▸ **TASK DETAILS**
Retype the records below exactly as they appear, but leave out any pictures.

(Collected data)
## Begin

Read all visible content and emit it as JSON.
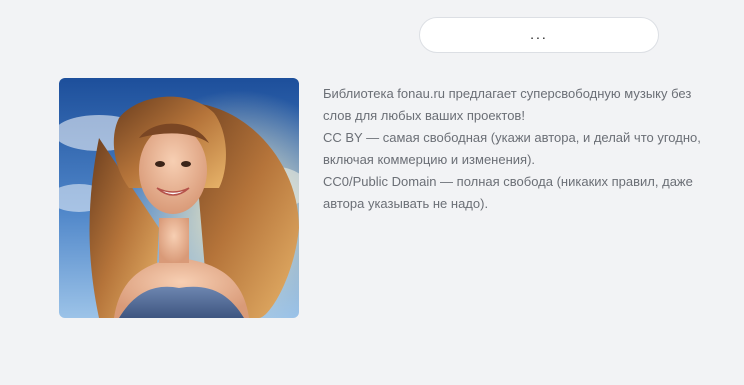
{
  "more_button": {
    "label": "..."
  },
  "album_cover": {
    "alt": "Smiling woman with long flowing hair against a blue sky"
  },
  "description": {
    "lines": [
      "Библиотека fonau.ru предлагает суперсвободную музыку без слов для любых ваших проектов!",
      "CC BY — самая свободная (укажи автора, и делай что угодно, включая коммерцию и изменения).",
      "CC0/Public Domain — полная свобода (никаких правил, даже автора указывать не надо)."
    ]
  },
  "colors": {
    "background": "#f2f3f5",
    "text": "#6b6f76",
    "button_bg": "#ffffff",
    "button_border": "#dcdfe4"
  }
}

## End

▸ **COMPLETED TASK**
Read all visible content and emit it as JSON.
{
  "more_button": {
    "label": "..."
  },
  "album_cover": {
    "alt": "Smiling woman with long flowing hair against a blue sky"
  },
  "description": {
    "lines": [
      "Библиотека fonau.ru предлагает суперсвободную музыку без слов для любых ваших проектов!",
      "CC BY — самая свободная (укажи автора, и делай что угодно, включая коммерцию и изменения).",
      "CC0/Public Domain — полная свобода (никаких правил, даже автора указывать не надо)."
    ]
  },
  "colors": {
    "background": "#f2f3f5",
    "text": "#6b6f76",
    "button_bg": "#ffffff",
    "button_border": "#dcdfe4"
  }
}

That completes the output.